__Records from a collection of figures__:
***

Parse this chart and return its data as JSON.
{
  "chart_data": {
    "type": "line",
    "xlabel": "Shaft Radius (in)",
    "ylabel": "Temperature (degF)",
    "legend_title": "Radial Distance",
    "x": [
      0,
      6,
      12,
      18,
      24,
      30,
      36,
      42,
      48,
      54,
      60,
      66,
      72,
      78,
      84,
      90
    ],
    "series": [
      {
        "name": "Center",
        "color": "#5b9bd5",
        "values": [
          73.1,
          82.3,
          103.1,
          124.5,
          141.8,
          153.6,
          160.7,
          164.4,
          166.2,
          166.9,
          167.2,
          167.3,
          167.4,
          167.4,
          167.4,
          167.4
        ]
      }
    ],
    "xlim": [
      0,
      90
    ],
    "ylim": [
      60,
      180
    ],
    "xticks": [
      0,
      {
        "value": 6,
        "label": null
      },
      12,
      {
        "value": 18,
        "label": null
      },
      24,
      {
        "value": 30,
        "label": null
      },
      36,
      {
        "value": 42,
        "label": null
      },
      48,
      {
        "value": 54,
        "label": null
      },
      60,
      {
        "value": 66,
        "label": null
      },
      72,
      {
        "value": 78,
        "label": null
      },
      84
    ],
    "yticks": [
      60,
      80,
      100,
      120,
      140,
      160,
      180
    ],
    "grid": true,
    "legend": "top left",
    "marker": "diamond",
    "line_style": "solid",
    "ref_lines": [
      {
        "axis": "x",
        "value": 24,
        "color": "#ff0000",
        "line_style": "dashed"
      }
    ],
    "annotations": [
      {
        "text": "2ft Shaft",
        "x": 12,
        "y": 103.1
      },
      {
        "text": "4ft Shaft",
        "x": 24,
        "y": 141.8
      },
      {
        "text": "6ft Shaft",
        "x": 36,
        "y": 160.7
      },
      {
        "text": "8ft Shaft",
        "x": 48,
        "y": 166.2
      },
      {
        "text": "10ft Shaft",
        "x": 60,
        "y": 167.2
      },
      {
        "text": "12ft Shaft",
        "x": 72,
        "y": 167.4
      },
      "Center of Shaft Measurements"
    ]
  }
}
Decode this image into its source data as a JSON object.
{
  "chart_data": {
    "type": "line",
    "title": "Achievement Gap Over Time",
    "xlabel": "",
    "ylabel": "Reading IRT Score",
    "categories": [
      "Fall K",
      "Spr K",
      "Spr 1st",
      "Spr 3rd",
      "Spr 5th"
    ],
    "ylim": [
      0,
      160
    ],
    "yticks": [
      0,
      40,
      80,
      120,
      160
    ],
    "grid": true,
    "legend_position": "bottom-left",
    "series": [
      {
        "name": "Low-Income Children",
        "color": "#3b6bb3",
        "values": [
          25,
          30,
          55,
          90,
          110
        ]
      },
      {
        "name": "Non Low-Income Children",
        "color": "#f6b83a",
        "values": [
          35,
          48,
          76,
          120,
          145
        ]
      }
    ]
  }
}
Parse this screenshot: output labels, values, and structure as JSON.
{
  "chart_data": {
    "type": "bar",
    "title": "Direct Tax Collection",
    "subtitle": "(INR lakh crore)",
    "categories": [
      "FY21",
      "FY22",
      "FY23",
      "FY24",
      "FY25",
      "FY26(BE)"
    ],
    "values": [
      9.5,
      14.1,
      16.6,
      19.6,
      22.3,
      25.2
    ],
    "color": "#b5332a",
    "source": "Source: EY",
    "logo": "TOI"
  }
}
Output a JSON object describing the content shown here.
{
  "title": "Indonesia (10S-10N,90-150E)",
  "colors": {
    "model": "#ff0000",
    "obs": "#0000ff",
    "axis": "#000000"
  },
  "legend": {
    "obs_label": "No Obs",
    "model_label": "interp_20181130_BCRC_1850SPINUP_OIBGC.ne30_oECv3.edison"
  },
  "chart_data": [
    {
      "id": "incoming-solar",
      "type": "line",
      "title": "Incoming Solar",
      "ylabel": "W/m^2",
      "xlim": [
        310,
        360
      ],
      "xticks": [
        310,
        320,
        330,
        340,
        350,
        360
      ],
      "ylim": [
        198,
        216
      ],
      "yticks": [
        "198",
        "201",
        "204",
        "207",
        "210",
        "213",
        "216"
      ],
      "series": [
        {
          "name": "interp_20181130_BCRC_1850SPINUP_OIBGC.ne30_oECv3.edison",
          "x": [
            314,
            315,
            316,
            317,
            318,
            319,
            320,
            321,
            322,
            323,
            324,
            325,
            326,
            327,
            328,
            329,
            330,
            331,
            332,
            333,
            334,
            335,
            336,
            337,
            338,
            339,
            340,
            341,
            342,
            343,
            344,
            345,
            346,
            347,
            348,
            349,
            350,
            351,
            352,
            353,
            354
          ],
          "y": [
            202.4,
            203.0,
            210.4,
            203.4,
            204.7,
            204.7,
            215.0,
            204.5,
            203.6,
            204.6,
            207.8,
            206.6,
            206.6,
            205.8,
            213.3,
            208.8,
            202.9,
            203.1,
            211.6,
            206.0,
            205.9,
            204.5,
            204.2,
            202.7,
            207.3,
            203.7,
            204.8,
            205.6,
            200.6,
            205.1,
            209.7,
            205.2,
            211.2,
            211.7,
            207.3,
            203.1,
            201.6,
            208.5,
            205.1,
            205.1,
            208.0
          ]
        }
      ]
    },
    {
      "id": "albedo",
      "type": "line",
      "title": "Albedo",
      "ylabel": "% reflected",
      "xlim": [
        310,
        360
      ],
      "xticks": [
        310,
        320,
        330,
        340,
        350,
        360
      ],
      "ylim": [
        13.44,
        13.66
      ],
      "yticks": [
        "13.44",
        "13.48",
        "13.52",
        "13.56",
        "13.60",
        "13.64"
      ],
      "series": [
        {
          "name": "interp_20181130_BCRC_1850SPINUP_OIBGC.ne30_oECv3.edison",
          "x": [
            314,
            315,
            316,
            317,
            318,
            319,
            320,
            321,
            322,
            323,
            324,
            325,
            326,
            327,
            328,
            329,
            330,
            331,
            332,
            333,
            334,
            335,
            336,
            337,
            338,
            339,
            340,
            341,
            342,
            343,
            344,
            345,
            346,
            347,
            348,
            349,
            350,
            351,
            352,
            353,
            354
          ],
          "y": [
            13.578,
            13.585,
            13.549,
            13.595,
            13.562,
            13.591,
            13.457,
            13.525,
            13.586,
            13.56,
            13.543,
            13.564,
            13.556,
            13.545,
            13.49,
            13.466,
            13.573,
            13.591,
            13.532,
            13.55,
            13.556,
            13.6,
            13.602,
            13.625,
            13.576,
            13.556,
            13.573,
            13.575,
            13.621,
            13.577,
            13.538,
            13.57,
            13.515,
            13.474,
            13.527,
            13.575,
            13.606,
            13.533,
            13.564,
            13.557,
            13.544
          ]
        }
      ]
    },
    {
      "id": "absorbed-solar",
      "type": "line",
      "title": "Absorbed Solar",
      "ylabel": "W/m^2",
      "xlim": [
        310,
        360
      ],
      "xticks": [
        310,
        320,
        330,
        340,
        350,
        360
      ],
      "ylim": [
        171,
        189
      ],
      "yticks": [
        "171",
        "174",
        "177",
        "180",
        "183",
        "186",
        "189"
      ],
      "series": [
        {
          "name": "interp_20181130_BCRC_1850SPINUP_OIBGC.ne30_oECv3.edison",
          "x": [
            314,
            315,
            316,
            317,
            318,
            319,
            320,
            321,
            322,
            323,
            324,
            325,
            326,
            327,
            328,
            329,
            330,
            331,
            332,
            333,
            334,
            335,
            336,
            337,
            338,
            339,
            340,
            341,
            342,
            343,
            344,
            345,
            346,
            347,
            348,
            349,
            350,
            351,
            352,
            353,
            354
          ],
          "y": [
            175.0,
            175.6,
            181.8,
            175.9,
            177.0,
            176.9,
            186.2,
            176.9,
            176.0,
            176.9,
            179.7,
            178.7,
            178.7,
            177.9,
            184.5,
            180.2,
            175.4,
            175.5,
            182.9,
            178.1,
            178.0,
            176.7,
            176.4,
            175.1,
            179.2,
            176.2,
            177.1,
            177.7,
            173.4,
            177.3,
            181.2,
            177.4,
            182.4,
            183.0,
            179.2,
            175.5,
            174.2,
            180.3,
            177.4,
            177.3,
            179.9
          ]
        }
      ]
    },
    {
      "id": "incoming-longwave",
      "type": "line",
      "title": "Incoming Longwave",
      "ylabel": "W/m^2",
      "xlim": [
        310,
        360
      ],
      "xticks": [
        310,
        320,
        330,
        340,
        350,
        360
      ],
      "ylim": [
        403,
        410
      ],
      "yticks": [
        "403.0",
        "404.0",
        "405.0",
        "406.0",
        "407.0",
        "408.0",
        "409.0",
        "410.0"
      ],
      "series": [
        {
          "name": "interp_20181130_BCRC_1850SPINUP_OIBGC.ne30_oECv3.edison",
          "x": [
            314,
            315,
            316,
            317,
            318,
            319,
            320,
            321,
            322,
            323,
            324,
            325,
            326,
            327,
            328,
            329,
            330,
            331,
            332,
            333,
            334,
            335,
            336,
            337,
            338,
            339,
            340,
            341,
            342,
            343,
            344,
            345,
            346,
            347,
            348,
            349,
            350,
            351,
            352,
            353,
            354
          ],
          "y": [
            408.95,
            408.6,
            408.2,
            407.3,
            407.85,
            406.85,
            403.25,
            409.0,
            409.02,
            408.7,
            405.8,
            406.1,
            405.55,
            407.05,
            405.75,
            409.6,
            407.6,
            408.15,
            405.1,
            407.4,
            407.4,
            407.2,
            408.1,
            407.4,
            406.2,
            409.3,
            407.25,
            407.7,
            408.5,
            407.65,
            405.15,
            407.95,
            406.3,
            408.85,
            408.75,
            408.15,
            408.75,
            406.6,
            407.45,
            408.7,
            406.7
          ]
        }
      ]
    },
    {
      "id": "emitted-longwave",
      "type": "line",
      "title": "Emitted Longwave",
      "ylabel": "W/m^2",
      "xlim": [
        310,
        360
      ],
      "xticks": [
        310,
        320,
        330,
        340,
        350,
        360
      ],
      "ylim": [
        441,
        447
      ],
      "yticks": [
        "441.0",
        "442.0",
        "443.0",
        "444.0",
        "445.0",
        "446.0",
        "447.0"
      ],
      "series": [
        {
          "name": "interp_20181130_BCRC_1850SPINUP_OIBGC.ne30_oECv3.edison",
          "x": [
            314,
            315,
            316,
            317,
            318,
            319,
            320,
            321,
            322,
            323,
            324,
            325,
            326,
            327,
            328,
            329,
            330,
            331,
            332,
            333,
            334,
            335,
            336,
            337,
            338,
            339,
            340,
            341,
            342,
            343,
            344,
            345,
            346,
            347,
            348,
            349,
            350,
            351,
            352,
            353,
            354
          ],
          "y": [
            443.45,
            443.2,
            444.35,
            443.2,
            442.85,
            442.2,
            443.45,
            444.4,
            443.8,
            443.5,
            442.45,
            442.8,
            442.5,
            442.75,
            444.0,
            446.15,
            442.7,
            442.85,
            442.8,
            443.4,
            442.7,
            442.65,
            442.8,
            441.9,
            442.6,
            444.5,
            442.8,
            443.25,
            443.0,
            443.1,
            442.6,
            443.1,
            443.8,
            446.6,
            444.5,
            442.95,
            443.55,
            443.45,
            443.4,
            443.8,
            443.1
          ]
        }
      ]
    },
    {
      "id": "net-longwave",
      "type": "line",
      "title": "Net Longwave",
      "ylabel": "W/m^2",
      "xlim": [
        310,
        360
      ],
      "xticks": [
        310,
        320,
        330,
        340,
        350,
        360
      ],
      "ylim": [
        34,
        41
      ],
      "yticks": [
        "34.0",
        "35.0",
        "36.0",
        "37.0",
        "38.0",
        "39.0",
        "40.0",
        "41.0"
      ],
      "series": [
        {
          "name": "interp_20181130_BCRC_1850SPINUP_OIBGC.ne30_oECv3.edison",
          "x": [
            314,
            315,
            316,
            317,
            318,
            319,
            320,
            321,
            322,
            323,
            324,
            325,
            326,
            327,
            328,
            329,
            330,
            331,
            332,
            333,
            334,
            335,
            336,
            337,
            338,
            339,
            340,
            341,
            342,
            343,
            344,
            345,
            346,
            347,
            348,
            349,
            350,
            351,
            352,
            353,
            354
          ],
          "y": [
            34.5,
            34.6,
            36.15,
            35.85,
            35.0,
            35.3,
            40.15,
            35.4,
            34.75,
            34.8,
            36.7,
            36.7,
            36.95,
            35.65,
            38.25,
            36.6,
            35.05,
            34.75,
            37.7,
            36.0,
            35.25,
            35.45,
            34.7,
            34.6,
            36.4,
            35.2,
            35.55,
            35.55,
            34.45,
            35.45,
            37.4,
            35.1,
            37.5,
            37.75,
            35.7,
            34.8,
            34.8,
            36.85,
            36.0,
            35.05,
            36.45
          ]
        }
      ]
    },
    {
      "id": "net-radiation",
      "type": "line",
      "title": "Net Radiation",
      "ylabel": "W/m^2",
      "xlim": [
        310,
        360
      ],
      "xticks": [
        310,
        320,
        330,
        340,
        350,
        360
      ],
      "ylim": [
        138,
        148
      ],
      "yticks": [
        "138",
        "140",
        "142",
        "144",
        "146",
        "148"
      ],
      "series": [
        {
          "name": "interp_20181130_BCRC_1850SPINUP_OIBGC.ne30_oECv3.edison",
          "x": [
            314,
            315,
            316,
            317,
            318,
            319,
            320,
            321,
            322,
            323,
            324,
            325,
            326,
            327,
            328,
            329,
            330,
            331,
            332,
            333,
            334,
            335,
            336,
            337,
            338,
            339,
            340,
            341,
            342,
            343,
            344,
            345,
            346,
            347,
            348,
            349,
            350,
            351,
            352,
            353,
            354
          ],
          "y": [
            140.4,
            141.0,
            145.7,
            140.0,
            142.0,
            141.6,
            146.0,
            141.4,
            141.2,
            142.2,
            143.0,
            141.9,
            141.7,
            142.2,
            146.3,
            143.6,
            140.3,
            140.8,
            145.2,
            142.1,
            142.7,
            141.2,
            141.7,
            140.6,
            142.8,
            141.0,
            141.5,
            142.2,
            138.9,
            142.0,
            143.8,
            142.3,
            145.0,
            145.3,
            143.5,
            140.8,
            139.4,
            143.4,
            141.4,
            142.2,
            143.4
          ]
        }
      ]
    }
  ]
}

***

__Instructions for the task__: Say, as a number only, how many lines of the data contain "Shaft".

__Solution for this problem__: 8